** SUPPLIED RECORDS follows **

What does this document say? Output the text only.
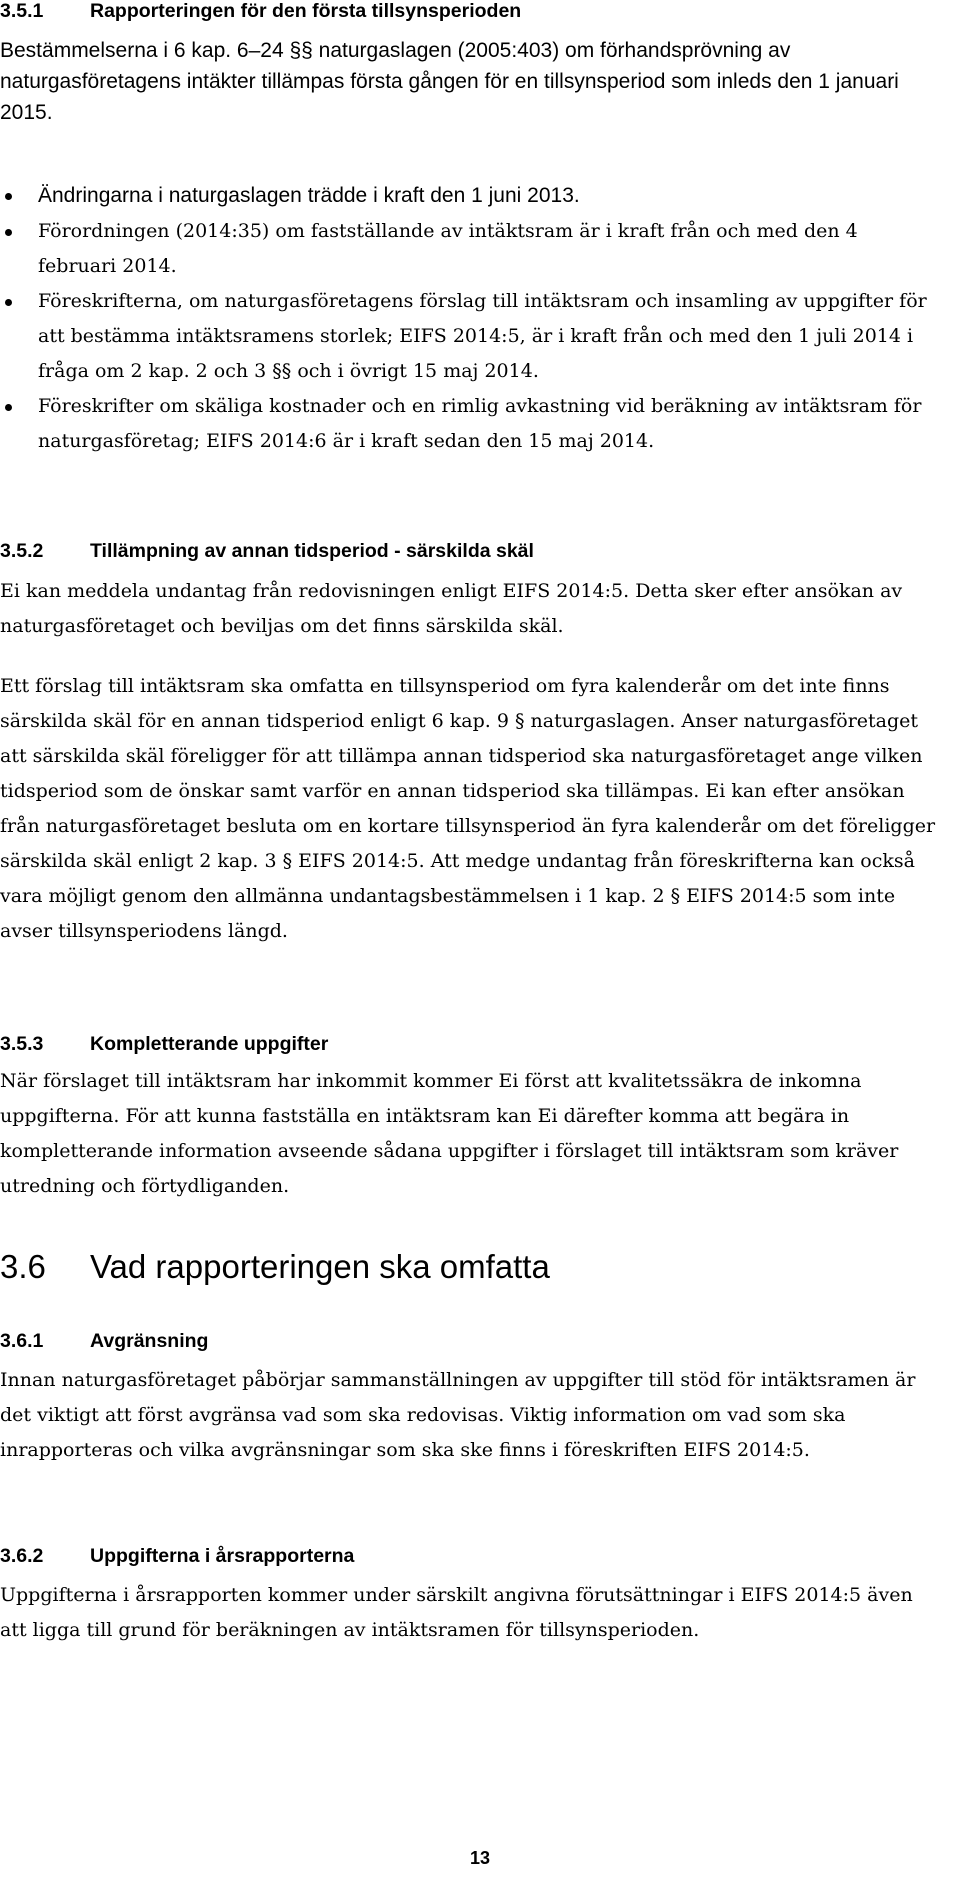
3.5.1 Rapporteringen för den första tillsynsperioden

Bestämmelserna i 6 kap. 6–24 §§ naturgaslagen (2005:403) om förhandsprövning av naturgasföretagens intäkter tillämpas första gången för en tillsynsperiod som inleds den 1 januari 2015.

Ändringarna i naturgaslagen trädde i kraft den 1 juni 2013.
Förordningen (2014:35) om fastställande av intäktsram är i kraft från och med den 4 februari 2014.
Föreskrifterna, om naturgasföretagens förslag till intäktsram och insamling av uppgifter för att bestämma intäktsramens storlek; EIFS 2014:5, är i kraft från och med den 1 juli 2014 i fråga om 2 kap. 2 och 3 §§ och i övrigt 15 maj 2014.
Föreskrifter om skäliga kostnader och en rimlig avkastning vid beräkning av intäktsram för naturgasföretag; EIFS 2014:6 är i kraft sedan den 15 maj 2014.
3.5.2 Tillämpning av annan tidsperiod - särskilda skäl

Ei kan meddela undantag från redovisningen enligt EIFS 2014:5. Detta sker efter ansökan av naturgasföretaget och beviljas om det finns särskilda skäl.

Ett förslag till intäktsram ska omfatta en tillsynsperiod om fyra kalenderår om det inte finns särskilda skäl för en annan tidsperiod enligt 6 kap. 9 § naturgaslagen. Anser naturgasföretaget att särskilda skäl föreligger för att tillämpa annan tidsperiod ska naturgasföretaget ange vilken tidsperiod som de önskar samt varför en annan tidsperiod ska tillämpas. Ei kan efter ansökan från naturgasföretaget besluta om en kortare tillsynsperiod än fyra kalenderår om det föreligger särskilda skäl enligt 2 kap. 3 § EIFS 2014:5. Att medge undantag från föreskrifterna kan också vara möjligt genom den allmänna undantagsbestämmelsen i 1 kap. 2 § EIFS 2014:5 som inte avser tillsynsperiodens längd.

3.5.3 Kompletterande uppgifter

När förslaget till intäktsram har inkommit kommer Ei först att kvalitetssäkra de inkomna uppgifterna. För att kunna fastställa en intäktsram kan Ei därefter komma att begära in kompletterande information avseende sådana uppgifter i förslaget till intäktsram som kräver utredning och förtydliganden.

3.6 Vad rapporteringen ska omfatta
3.6.1 Avgränsning

Innan naturgasföretaget påbörjar sammanställningen av uppgifter till stöd för intäktsramen är det viktigt att först avgränsa vad som ska redovisas. Viktig information om vad som ska inrapporteras och vilka avgränsningar som ska ske finns i föreskriften EIFS 2014:5.

3.6.2 Uppgifterna i årsrapporterna

Uppgifterna i årsrapporten kommer under särskilt angivna förutsättningar i EIFS 2014:5 även att ligga till grund för beräkningen av intäktsramen för tillsynsperioden.

13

** End of SUPPLIED RECORDS **

- WHAT YOU WILL DO
Among the entries, count how many lines hold the string "kommer", then state only that number.

- WRITTEN RESPONSE
2